PAGE TEXT ::
Casey is a strong believer that the producer’s story has a positive impact on the coffee experience. “We really loved the role she plays in the community and within Bean Voyage, being the oldest member of the team and so invested”, she says about Doña Ara. 

“She is full of wisdom and wants to pass it along. She messages everyone at night. I could feel that coming through her coffee.” She can also feel the notes of fudge, apricot and peach and says Aracelly’s honey is a huge hit on espresso.

Centro Agricola Cantonal de Frailes, the mill that processes Aracelly's coffees (Photos: Nayarith Calderón Martines)

Possibly romantic, definitely badass

It’s impossible to dismiss the weight of a producer’s character when looking at the different offers on GWG’s selection. 

Aracelly is painted onto the packaging with the roastery’s typical bold colours and an aura of Marilyn Monroe turned coffee farmer. It’s fun.

EXERCISE GOAL :: Could you reproduce the coffee producer text word for word, beginning at the words "Casey is a strong" and stopping after the words "Nayarith Calderón Martines)"?

SUPPLIED INFORMATION ::
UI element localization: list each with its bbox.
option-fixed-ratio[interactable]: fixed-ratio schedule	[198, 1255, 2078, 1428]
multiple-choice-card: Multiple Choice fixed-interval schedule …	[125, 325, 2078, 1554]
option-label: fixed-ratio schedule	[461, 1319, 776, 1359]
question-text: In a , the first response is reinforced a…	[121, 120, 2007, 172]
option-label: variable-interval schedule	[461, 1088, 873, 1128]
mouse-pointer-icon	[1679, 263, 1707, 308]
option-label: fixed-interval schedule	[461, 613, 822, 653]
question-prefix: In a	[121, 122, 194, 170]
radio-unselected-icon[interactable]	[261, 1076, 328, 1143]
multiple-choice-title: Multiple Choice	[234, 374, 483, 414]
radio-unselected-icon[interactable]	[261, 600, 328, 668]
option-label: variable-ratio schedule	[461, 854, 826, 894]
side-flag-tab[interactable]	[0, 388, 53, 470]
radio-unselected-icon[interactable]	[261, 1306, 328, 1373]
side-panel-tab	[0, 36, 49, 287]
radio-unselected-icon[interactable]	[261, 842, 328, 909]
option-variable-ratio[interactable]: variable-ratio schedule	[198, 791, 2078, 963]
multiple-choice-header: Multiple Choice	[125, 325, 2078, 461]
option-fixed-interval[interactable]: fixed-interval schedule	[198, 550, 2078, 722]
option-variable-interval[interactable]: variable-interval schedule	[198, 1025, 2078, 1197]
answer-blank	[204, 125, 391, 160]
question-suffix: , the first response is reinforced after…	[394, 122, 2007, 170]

ANSWER TO THIS TASK ::
Casey is a strong believer that the producer’s story has a positive impact on the coffee experience. “We really loved the role she plays in the community and within Bean Voyage, being the oldest member of the team and so invested”, she says about Doña Ara. 

“She is full of wisdom and wants to pass it along. She messages everyone at night. I could feel that coming through her coffee.” She can also feel the notes of fudge, apricot and peach and says Aracelly’s honey is a huge hit on espresso.

Centro Agricola Cantonal de Frailes, the mill that processes Aracelly's coffees (Photos: Nayarith Calderón Martines)